Recorded information:

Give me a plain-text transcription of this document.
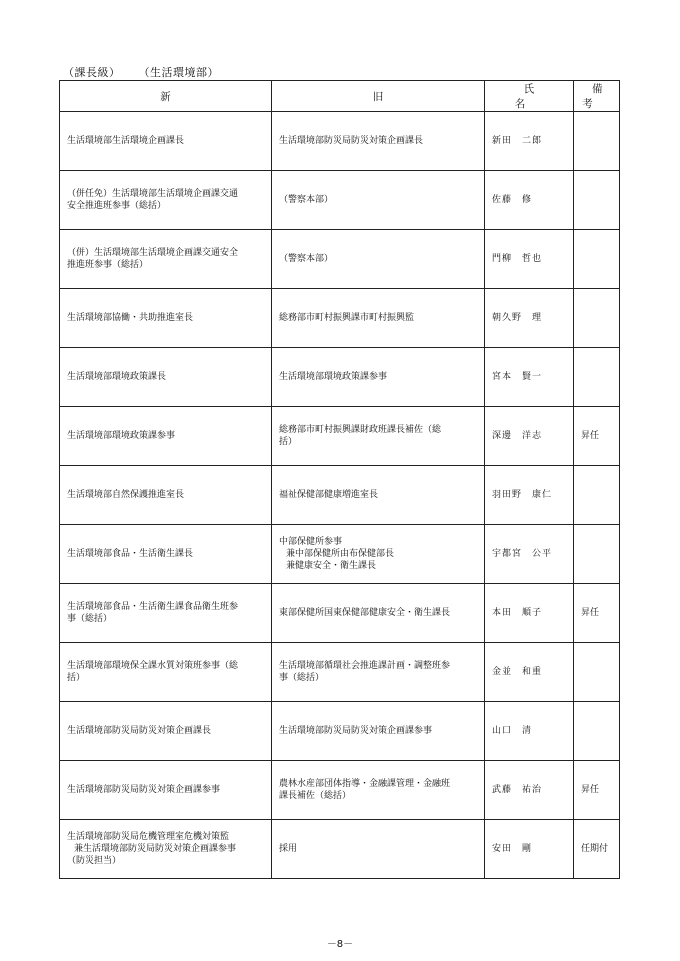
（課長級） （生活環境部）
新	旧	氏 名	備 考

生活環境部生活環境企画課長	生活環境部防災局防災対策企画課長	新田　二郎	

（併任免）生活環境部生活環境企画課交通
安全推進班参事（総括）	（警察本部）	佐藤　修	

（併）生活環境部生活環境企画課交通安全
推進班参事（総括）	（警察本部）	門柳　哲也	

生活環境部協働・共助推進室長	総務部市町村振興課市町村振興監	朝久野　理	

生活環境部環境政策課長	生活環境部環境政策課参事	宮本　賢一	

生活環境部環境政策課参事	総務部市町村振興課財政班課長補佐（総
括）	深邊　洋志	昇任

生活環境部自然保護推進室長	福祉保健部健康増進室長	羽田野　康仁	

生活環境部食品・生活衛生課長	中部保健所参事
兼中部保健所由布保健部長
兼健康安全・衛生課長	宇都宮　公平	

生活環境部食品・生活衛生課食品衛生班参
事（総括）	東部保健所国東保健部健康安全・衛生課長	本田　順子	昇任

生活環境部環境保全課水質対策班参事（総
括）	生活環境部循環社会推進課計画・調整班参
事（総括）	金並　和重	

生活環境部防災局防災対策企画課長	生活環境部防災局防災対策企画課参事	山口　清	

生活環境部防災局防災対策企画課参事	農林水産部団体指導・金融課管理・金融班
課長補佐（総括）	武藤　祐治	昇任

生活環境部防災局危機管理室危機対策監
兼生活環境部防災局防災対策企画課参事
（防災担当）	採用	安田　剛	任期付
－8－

* * *

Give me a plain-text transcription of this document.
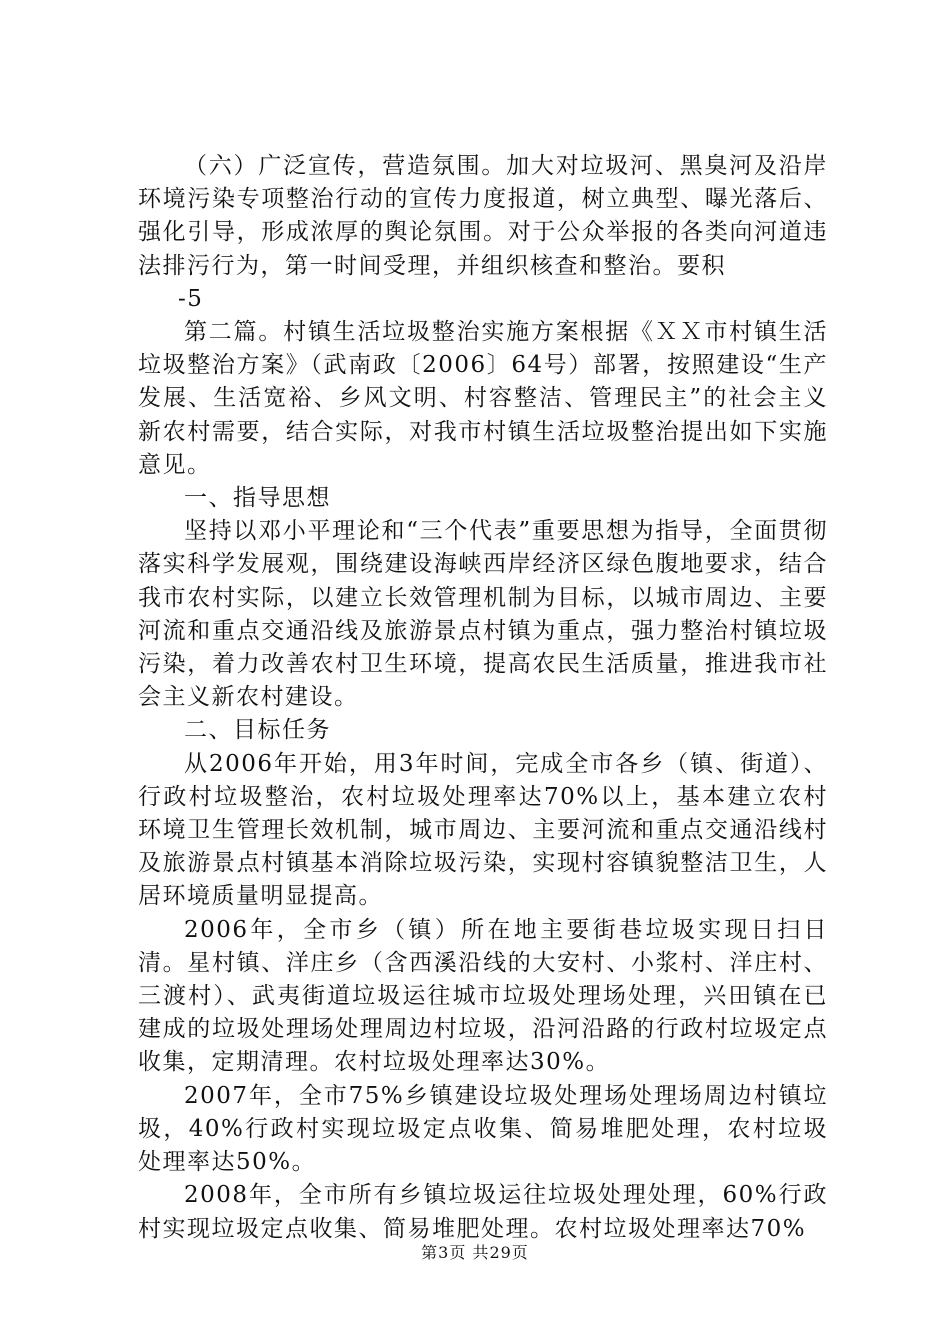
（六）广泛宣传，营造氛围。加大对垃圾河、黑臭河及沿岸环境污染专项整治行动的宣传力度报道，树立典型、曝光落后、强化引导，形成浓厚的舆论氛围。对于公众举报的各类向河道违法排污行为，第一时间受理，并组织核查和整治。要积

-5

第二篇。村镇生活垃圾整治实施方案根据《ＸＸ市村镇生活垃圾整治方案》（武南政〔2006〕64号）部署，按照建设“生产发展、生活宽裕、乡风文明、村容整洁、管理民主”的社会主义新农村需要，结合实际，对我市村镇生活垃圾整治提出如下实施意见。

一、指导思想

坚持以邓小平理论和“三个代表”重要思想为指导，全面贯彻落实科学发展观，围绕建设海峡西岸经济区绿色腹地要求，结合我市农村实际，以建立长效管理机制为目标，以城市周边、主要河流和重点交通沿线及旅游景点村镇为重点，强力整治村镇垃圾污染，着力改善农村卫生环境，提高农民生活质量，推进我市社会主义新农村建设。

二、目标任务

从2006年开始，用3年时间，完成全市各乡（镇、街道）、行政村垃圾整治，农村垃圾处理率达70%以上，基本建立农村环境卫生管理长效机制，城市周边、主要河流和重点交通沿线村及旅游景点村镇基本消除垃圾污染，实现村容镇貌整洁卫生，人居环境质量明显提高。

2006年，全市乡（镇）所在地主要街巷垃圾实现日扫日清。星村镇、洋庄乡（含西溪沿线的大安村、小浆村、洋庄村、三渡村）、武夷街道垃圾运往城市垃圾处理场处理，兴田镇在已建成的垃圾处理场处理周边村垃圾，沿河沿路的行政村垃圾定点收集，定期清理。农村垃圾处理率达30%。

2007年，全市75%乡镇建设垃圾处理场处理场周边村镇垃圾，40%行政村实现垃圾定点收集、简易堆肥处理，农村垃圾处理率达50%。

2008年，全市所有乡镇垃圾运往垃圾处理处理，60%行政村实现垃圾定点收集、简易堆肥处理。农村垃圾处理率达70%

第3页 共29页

--

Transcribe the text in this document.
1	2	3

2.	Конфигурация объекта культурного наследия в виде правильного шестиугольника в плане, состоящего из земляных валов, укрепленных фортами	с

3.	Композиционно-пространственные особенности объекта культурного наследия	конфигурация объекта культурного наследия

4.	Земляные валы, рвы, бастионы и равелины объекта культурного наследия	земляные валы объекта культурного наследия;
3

The request: Write down only how many lines in the listing contain the word "объекта".

Solution below: 3